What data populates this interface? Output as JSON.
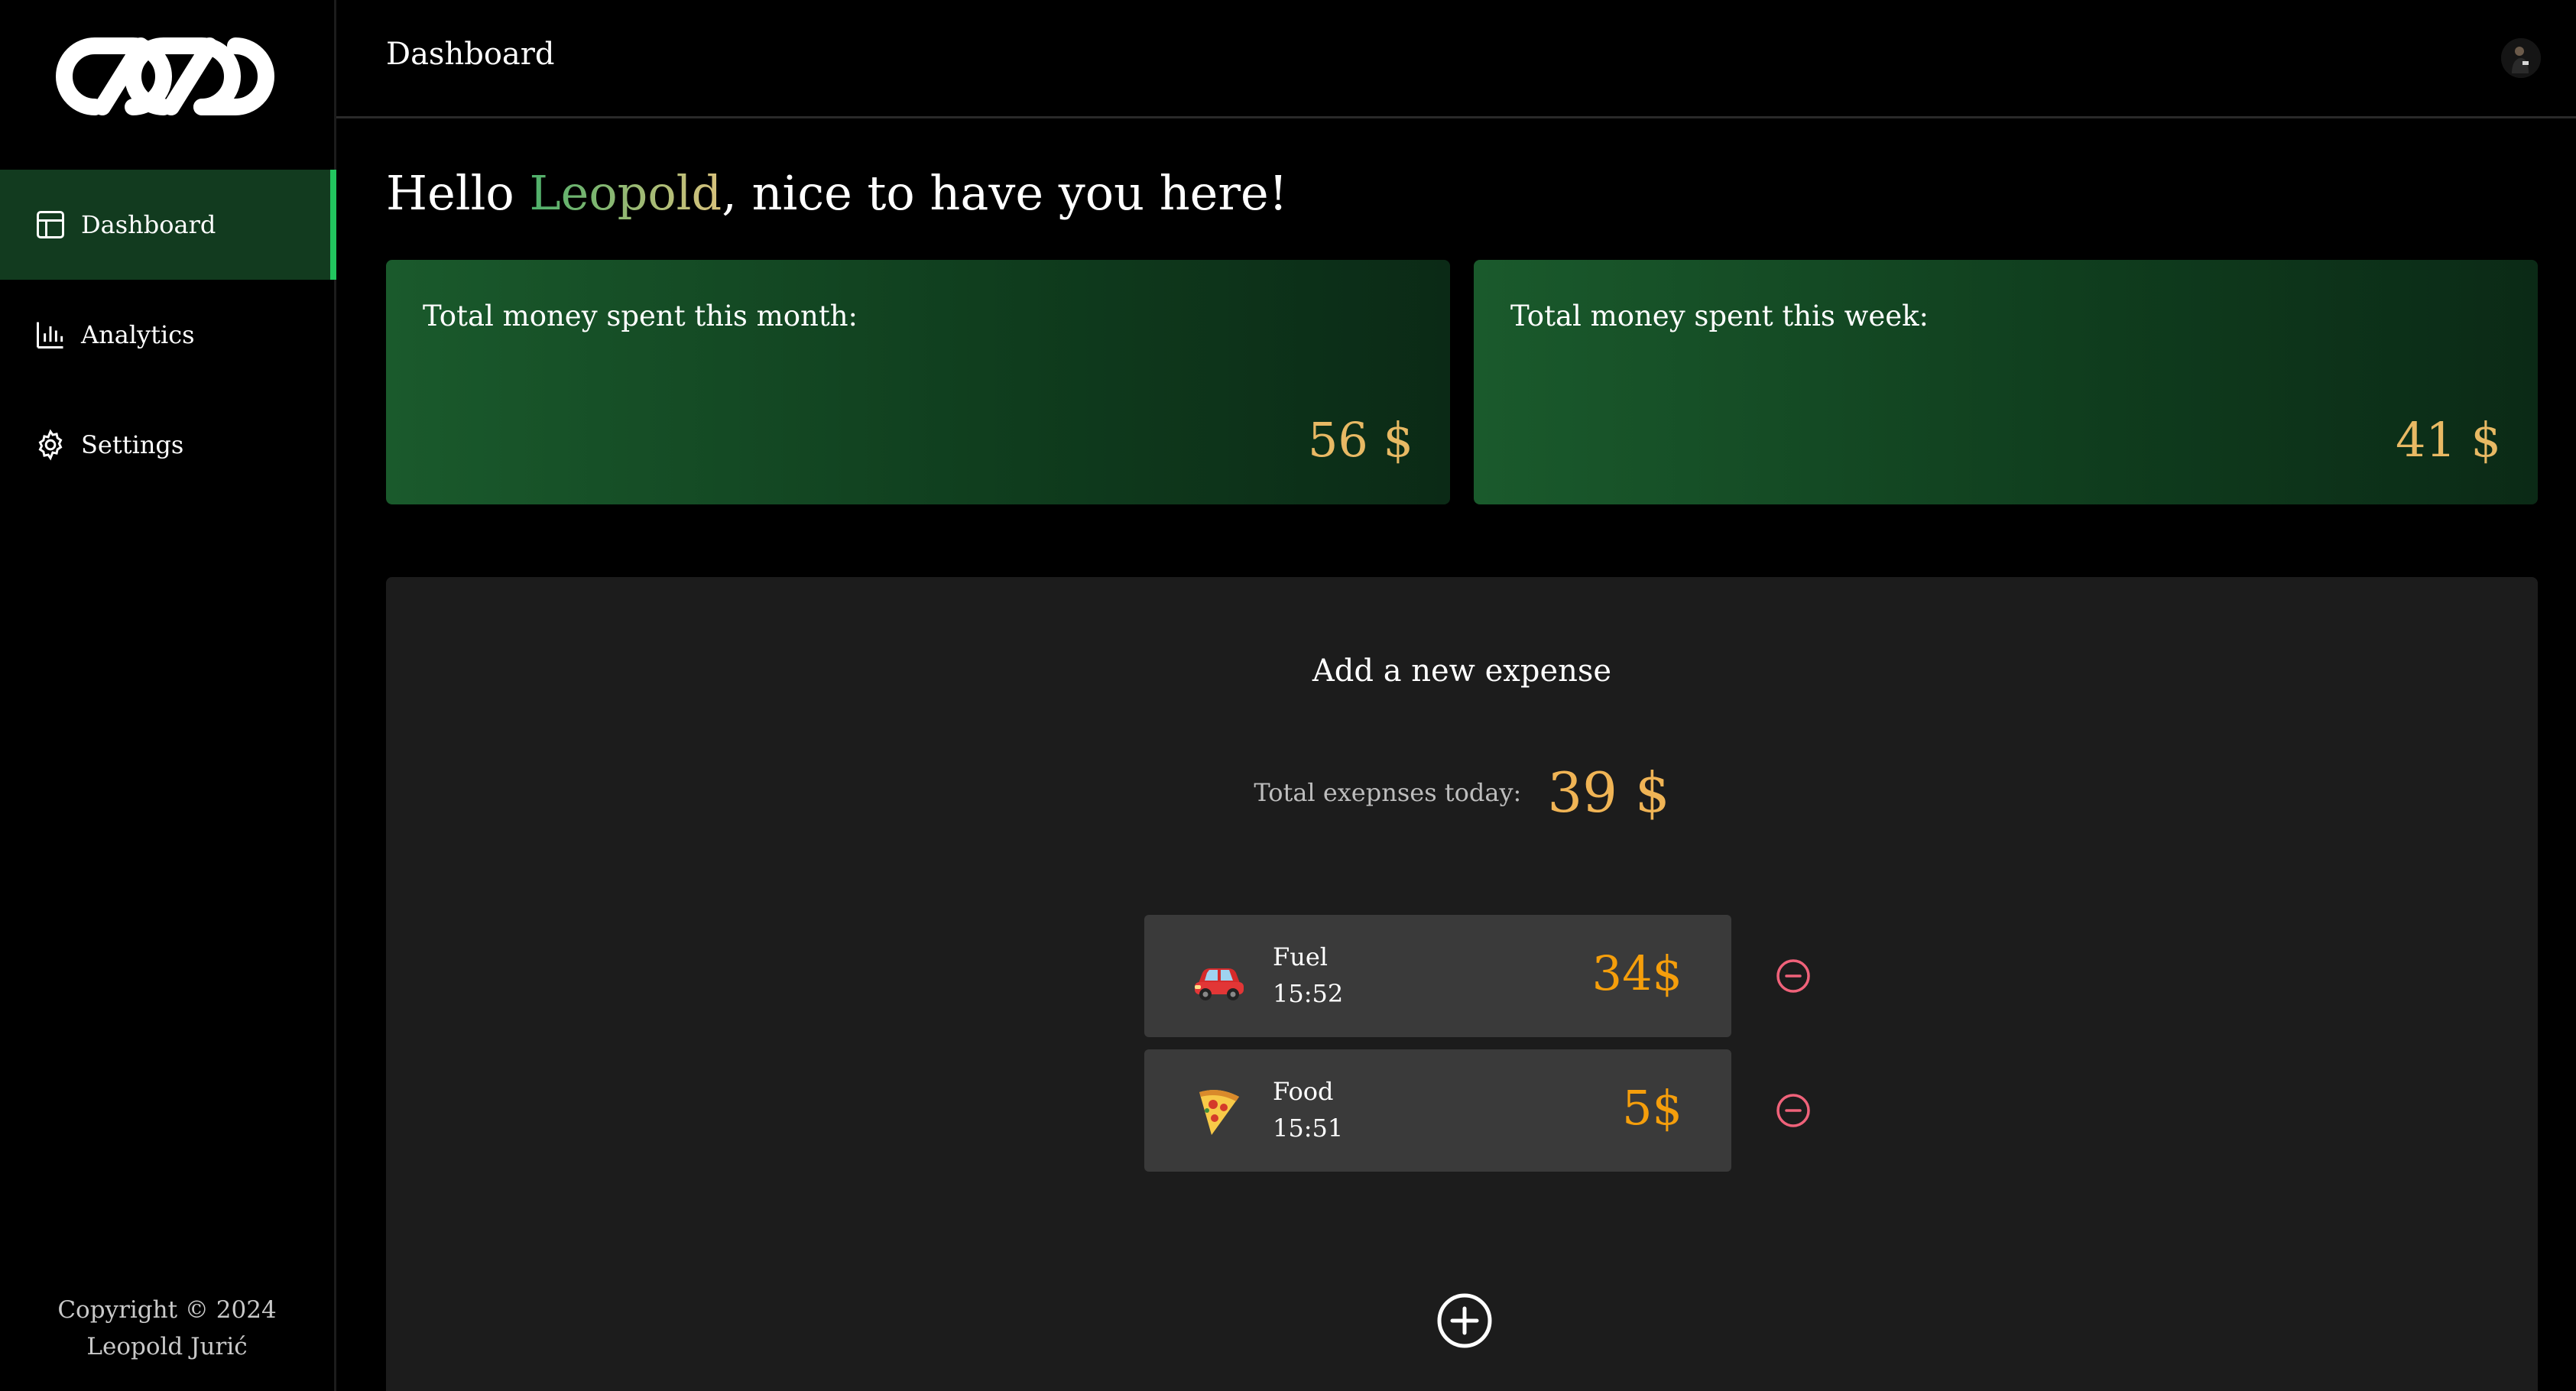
{
  "header": {
    "title": "Dashboard"
  },
  "sidebar": {
    "items": [
      {
        "label": "Dashboard",
        "icon": "layout-icon",
        "active": true
      },
      {
        "label": "Analytics",
        "icon": "bar-chart-icon",
        "active": false
      },
      {
        "label": "Settings",
        "icon": "gear-icon",
        "active": false
      }
    ],
    "copyright_line1": "Copyright © 2024",
    "copyright_line2": "Leopold Jurić"
  },
  "greeting": {
    "prefix": "Hello ",
    "name": "Leopold",
    "suffix": ", nice to have you here!"
  },
  "stats": {
    "month": {
      "label": "Total money spent this month:",
      "value": "56 $"
    },
    "week": {
      "label": "Total money spent this week:",
      "value": "41 $"
    }
  },
  "expenses": {
    "title": "Add a new expense",
    "today_label": "Total exepnses today:",
    "today_value": "39 $",
    "items": [
      {
        "icon": "car-icon",
        "name": "Fuel",
        "time": "15:52",
        "amount": "34$"
      },
      {
        "icon": "pizza-icon",
        "name": "Food",
        "time": "15:51",
        "amount": "5$"
      }
    ]
  },
  "colors": {
    "accent": "#22c55e",
    "active_bg": "#123b1f",
    "amount": "#f59e0b",
    "stat_value": "#e8b964",
    "remove": "#f0627a"
  }
}
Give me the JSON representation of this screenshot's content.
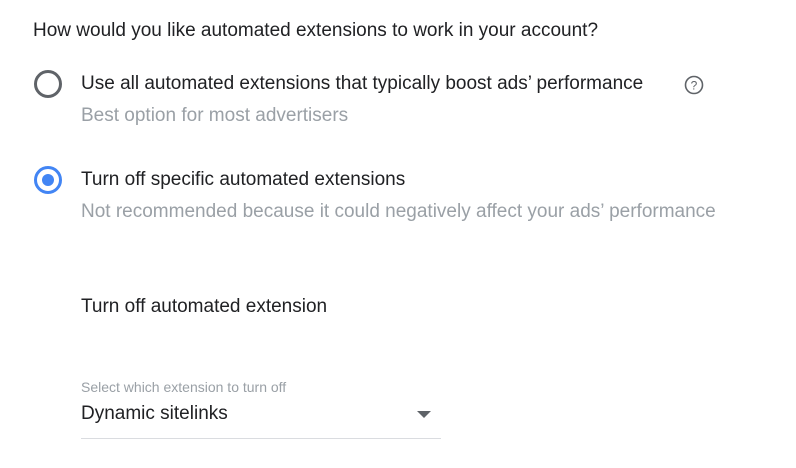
{
  "question": "How would you like automated extensions to work in your account?",
  "options": [
    {
      "label": "Use all automated extensions that typically boost ads’ performance",
      "sublabel": "Best option for most advertisers",
      "selected": false,
      "has_help_icon": true
    },
    {
      "label": "Turn off specific automated extensions",
      "sublabel": "Not recommended because it could negatively affect your ads’ performance",
      "selected": true,
      "has_help_icon": false
    }
  ],
  "section": {
    "title": "Turn off automated extension"
  },
  "select": {
    "label": "Select which extension to turn off",
    "value": "Dynamic sitelinks"
  },
  "colors": {
    "accent": "#4285f4",
    "radio_unchecked": "#5f6368",
    "text_primary": "#202124",
    "text_secondary": "#9aa0a6",
    "divider": "#dadce0"
  },
  "icons": {
    "help": "help-circle-icon",
    "dropdown": "arrow-drop-down-icon"
  }
}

━━━━━━

▶ _WRITTEN EXERCISE_: Quote the listing above in full, except for the pictures.

▶ _THE ANSWER_:
What data populates this interface? Output as JSON.
{
  "header": {
    "title": "Dashboard"
  },
  "sidebar": {
    "items": [
      {
        "label": "Dashboard",
        "icon": "layout-icon",
        "active": true
      },
      {
        "label": "Analytics",
        "icon": "bar-chart-icon",
        "active": false
      },
      {
        "label": "Settings",
        "icon": "gear-icon",
        "active": false
      }
    ],
    "copyright_line1": "Copyright © 2024",
    "copyright_line2": "Leopold Jurić"
  },
  "greeting": {
    "prefix": "Hello ",
    "name": "Leopold",
    "suffix": ", nice to have you here!"
  },
  "stats": {
    "month": {
      "label": "Total money spent this month:",
      "value": "56 $"
    },
    "week": {
      "label": "Total money spent this week:",
      "value": "41 $"
    }
  },
  "expenses": {
    "title": "Add a new expense",
    "today_label": "Total exepnses today:",
    "today_value": "39 $",
    "items": [
      {
        "icon": "car-icon",
        "name": "Fuel",
        "time": "15:52",
        "amount": "34$"
      },
      {
        "icon": "pizza-icon",
        "name": "Food",
        "time": "15:51",
        "amount": "5$"
      }
    ]
  },
  "colors": {
    "accent": "#22c55e",
    "active_bg": "#123b1f",
    "amount": "#f59e0b",
    "stat_value": "#e8b964",
    "remove": "#f0627a"
  }
}
Give me the JSON representation of this screenshot's content.
{
  "question": "How would you like automated extensions to work in your account?",
  "options": [
    {
      "label": "Use all automated extensions that typically boost ads’ performance",
      "sublabel": "Best option for most advertisers",
      "selected": false,
      "has_help_icon": true
    },
    {
      "label": "Turn off specific automated extensions",
      "sublabel": "Not recommended because it could negatively affect your ads’ performance",
      "selected": true,
      "has_help_icon": false
    }
  ],
  "section": {
    "title": "Turn off automated extension"
  },
  "select": {
    "label": "Select which extension to turn off",
    "value": "Dynamic sitelinks"
  },
  "colors": {
    "accent": "#4285f4",
    "radio_unchecked": "#5f6368",
    "text_primary": "#202124",
    "text_secondary": "#9aa0a6",
    "divider": "#dadce0"
  },
  "icons": {
    "help": "help-circle-icon",
    "dropdown": "arrow-drop-down-icon"
  }
}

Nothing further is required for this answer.